## Records contained in a dataset:

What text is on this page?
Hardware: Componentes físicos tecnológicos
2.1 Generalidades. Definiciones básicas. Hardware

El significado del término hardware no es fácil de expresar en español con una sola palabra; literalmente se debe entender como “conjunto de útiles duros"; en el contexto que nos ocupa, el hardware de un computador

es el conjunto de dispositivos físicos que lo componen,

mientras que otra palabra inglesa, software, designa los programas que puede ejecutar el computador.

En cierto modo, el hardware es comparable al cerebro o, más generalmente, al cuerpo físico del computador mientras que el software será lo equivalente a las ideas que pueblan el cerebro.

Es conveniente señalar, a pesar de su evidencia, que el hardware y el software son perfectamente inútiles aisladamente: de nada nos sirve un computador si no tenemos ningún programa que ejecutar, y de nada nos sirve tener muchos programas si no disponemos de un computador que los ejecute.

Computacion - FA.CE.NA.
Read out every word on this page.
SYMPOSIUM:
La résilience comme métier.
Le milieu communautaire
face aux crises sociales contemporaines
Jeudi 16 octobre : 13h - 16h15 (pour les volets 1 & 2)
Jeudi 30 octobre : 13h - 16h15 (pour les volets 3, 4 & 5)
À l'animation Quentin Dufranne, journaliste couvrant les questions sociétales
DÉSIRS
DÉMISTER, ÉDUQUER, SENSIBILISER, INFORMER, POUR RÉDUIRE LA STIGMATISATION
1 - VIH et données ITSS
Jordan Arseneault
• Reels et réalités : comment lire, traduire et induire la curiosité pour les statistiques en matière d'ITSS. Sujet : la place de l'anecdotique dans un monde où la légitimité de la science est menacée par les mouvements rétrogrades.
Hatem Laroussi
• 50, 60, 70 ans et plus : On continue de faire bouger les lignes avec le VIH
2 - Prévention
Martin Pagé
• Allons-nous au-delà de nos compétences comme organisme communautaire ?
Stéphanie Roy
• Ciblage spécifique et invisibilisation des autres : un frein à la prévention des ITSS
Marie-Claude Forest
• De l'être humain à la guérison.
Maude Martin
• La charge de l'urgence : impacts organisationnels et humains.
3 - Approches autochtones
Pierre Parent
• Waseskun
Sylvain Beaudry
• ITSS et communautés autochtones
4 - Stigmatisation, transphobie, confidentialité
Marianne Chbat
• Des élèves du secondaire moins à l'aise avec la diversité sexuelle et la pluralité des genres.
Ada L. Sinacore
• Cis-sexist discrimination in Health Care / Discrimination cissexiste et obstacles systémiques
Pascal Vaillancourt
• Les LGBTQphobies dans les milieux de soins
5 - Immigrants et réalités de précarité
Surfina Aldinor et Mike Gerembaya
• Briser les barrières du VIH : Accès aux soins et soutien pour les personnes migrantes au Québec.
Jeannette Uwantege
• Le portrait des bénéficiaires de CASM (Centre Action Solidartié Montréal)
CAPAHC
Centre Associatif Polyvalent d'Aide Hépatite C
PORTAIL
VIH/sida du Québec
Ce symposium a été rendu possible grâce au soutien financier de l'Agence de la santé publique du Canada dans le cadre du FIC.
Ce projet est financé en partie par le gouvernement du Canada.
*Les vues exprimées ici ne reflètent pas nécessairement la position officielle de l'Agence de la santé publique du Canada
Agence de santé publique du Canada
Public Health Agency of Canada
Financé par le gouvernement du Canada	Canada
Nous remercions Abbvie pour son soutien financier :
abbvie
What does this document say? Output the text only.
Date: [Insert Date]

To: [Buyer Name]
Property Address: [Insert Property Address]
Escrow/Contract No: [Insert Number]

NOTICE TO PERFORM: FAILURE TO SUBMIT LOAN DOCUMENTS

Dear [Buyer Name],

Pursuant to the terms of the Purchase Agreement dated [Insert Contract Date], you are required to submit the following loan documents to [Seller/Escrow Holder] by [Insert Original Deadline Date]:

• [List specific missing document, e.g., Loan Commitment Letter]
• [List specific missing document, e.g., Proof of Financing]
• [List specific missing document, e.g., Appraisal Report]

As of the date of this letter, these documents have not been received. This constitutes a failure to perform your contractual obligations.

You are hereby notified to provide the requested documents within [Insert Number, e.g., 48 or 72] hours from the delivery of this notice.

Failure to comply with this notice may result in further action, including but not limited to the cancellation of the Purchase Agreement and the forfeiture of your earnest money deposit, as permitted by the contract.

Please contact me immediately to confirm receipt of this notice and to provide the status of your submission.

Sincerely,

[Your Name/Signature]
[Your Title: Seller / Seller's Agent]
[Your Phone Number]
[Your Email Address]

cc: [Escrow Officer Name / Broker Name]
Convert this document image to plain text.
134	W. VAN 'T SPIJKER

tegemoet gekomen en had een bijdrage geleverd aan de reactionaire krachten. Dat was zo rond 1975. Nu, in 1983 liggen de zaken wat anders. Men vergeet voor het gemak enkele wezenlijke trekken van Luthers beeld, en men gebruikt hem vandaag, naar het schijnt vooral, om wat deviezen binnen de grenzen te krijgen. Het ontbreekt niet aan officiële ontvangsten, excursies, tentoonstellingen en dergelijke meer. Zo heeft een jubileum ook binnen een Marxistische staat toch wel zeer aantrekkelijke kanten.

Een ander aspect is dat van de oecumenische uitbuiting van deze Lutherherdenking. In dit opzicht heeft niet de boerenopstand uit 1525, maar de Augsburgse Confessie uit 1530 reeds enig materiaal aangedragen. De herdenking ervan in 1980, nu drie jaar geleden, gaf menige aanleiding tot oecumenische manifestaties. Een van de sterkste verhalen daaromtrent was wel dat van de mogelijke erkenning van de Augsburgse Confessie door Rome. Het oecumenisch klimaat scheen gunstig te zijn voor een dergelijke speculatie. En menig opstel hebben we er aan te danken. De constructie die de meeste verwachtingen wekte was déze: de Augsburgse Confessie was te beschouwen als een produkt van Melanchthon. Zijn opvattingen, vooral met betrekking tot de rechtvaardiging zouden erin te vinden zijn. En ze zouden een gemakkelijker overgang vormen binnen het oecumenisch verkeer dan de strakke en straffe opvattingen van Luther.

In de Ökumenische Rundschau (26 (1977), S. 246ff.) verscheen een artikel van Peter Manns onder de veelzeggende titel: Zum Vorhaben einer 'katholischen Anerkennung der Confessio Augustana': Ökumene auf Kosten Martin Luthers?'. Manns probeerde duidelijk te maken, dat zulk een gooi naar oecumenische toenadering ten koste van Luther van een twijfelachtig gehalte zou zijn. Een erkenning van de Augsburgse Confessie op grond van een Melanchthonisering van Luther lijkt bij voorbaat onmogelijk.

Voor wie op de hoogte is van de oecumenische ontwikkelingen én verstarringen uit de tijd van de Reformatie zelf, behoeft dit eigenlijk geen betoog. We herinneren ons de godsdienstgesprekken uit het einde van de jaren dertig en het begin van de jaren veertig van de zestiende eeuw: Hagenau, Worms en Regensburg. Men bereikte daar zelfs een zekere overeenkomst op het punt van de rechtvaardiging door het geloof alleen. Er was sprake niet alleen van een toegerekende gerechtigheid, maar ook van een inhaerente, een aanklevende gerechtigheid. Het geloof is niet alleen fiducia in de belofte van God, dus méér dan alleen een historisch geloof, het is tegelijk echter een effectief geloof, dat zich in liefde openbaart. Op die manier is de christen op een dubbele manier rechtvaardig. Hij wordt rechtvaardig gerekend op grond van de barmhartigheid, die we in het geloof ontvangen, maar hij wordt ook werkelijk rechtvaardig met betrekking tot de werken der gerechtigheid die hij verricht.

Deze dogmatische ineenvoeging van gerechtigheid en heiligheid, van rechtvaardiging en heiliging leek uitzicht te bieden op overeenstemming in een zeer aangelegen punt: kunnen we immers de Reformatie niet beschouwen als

## EXERCISE DIRECTIONS:
Write out all of the records once more, exactly.

## EXERCISE OUTPUT:
What text is on this page?
Hardware: Componentes físicos tecnológicos
2.1 Generalidades. Definiciones básicas. Hardware

El significado del término hardware no es fácil de expresar en español con una sola palabra; literalmente se debe entender como “conjunto de útiles duros"; en el contexto que nos ocupa, el hardware de un computador

es el conjunto de dispositivos físicos que lo componen,

mientras que otra palabra inglesa, software, designa los programas que puede ejecutar el computador.

En cierto modo, el hardware es comparable al cerebro o, más generalmente, al cuerpo físico del computador mientras que el software será lo equivalente a las ideas que pueblan el cerebro.

Es conveniente señalar, a pesar de su evidencia, que el hardware y el software son perfectamente inútiles aisladamente: de nada nos sirve un computador si no tenemos ningún programa que ejecutar, y de nada nos sirve tener muchos programas si no disponemos de un computador que los ejecute.

Computacion - FA.CE.NA.
Read out every word on this page.
SYMPOSIUM:
La résilience comme métier.
Le milieu communautaire
face aux crises sociales contemporaines
Jeudi 16 octobre : 13h - 16h15 (pour les volets 1 & 2)
Jeudi 30 octobre : 13h - 16h15 (pour les volets 3, 4 & 5)
À l'animation Quentin Dufranne, journaliste couvrant les questions sociétales
DÉSIRS
DÉMISTER, ÉDUQUER, SENSIBILISER, INFORMER, POUR RÉDUIRE LA STIGMATISATION
1 - VIH et données ITSS
Jordan Arseneault
• Reels et réalités : comment lire, traduire et induire la curiosité pour les statistiques en matière d'ITSS. Sujet : la place de l'anecdotique dans un monde où la légitimité de la science est menacée par les mouvements rétrogrades.
Hatem Laroussi
• 50, 60, 70 ans et plus : On continue de faire bouger les lignes avec le VIH
2 - Prévention
Martin Pagé
• Allons-nous au-delà de nos compétences comme organisme communautaire ?
Stéphanie Roy
• Ciblage spécifique et invisibilisation des autres : un frein à la prévention des ITSS
Marie-Claude Forest
• De l'être humain à la guérison.
Maude Martin
• La charge de l'urgence : impacts organisationnels et humains.
3 - Approches autochtones
Pierre Parent
• Waseskun
Sylvain Beaudry
• ITSS et communautés autochtones
4 - Stigmatisation, transphobie, confidentialité
Marianne Chbat
• Des élèves du secondaire moins à l'aise avec la diversité sexuelle et la pluralité des genres.
Ada L. Sinacore
• Cis-sexist discrimination in Health Care / Discrimination cissexiste et obstacles systémiques
Pascal Vaillancourt
• Les LGBTQphobies dans les milieux de soins
5 - Immigrants et réalités de précarité
Surfina Aldinor et Mike Gerembaya
• Briser les barrières du VIH : Accès aux soins et soutien pour les personnes migrantes au Québec.
Jeannette Uwantege
• Le portrait des bénéficiaires de CASM (Centre Action Solidartié Montréal)
CAPAHC
Centre Associatif Polyvalent d'Aide Hépatite C
PORTAIL
VIH/sida du Québec
Ce symposium a été rendu possible grâce au soutien financier de l'Agence de la santé publique du Canada dans le cadre du FIC.
Ce projet est financé en partie par le gouvernement du Canada.
*Les vues exprimées ici ne reflètent pas nécessairement la position officielle de l'Agence de la santé publique du Canada
Agence de santé publique du Canada
Public Health Agency of Canada
Financé par le gouvernement du Canada	Canada
Nous remercions Abbvie pour son soutien financier :
abbvie
What does this document say? Output the text only.
Date: [Insert Date]

To: [Buyer Name]
Property Address: [Insert Property Address]
Escrow/Contract No: [Insert Number]

NOTICE TO PERFORM: FAILURE TO SUBMIT LOAN DOCUMENTS

Dear [Buyer Name],

Pursuant to the terms of the Purchase Agreement dated [Insert Contract Date], you are required to submit the following loan documents to [Seller/Escrow Holder] by [Insert Original Deadline Date]:

• [List specific missing document, e.g., Loan Commitment Letter]
• [List specific missing document, e.g., Proof of Financing]
• [List specific missing document, e.g., Appraisal Report]

As of the date of this letter, these documents have not been received. This constitutes a failure to perform your contractual obligations.

You are hereby notified to provide the requested documents within [Insert Number, e.g., 48 or 72] hours from the delivery of this notice.

Failure to comply with this notice may result in further action, including but not limited to the cancellation of the Purchase Agreement and the forfeiture of your earnest money deposit, as permitted by the contract.

Please contact me immediately to confirm receipt of this notice and to provide the status of your submission.

Sincerely,

[Your Name/Signature]
[Your Title: Seller / Seller's Agent]
[Your Phone Number]
[Your Email Address]

cc: [Escrow Officer Name / Broker Name]
Convert this document image to plain text.
134	W. VAN 'T SPIJKER

tegemoet gekomen en had een bijdrage geleverd aan de reactionaire krachten. Dat was zo rond 1975. Nu, in 1983 liggen de zaken wat anders. Men vergeet voor het gemak enkele wezenlijke trekken van Luthers beeld, en men gebruikt hem vandaag, naar het schijnt vooral, om wat deviezen binnen de grenzen te krijgen. Het ontbreekt niet aan officiële ontvangsten, excursies, tentoonstellingen en dergelijke meer. Zo heeft een jubileum ook binnen een Marxistische staat toch wel zeer aantrekkelijke kanten.

Een ander aspect is dat van de oecumenische uitbuiting van deze Lutherherdenking. In dit opzicht heeft niet de boerenopstand uit 1525, maar de Augsburgse Confessie uit 1530 reeds enig materiaal aangedragen. De herdenking ervan in 1980, nu drie jaar geleden, gaf menige aanleiding tot oecumenische manifestaties. Een van de sterkste verhalen daaromtrent was wel dat van de mogelijke erkenning van de Augsburgse Confessie door Rome. Het oecumenisch klimaat scheen gunstig te zijn voor een dergelijke speculatie. En menig opstel hebben we er aan te danken. De constructie die de meeste verwachtingen wekte was déze: de Augsburgse Confessie was te beschouwen als een produkt van Melanchthon. Zijn opvattingen, vooral met betrekking tot de rechtvaardiging zouden erin te vinden zijn. En ze zouden een gemakkelijker overgang vormen binnen het oecumenisch verkeer dan de strakke en straffe opvattingen van Luther.

In de Ökumenische Rundschau (26 (1977), S. 246ff.) verscheen een artikel van Peter Manns onder de veelzeggende titel: Zum Vorhaben einer 'katholischen Anerkennung der Confessio Augustana': Ökumene auf Kosten Martin Luthers?'. Manns probeerde duidelijk te maken, dat zulk een gooi naar oecumenische toenadering ten koste van Luther van een twijfelachtig gehalte zou zijn. Een erkenning van de Augsburgse Confessie op grond van een Melanchthonisering van Luther lijkt bij voorbaat onmogelijk.

Voor wie op de hoogte is van de oecumenische ontwikkelingen én verstarringen uit de tijd van de Reformatie zelf, behoeft dit eigenlijk geen betoog. We herinneren ons de godsdienstgesprekken uit het einde van de jaren dertig en het begin van de jaren veertig van de zestiende eeuw: Hagenau, Worms en Regensburg. Men bereikte daar zelfs een zekere overeenkomst op het punt van de rechtvaardiging door het geloof alleen. Er was sprake niet alleen van een toegerekende gerechtigheid, maar ook van een inhaerente, een aanklevende gerechtigheid. Het geloof is niet alleen fiducia in de belofte van God, dus méér dan alleen een historisch geloof, het is tegelijk echter een effectief geloof, dat zich in liefde openbaart. Op die manier is de christen op een dubbele manier rechtvaardig. Hij wordt rechtvaardig gerekend op grond van de barmhartigheid, die we in het geloof ontvangen, maar hij wordt ook werkelijk rechtvaardig met betrekking tot de werken der gerechtigheid die hij verricht.

Deze dogmatische ineenvoeging van gerechtigheid en heiligheid, van rechtvaardiging en heiliging leek uitzicht te bieden op overeenstemming in een zeer aangelegen punt: kunnen we immers de Reformatie niet beschouwen als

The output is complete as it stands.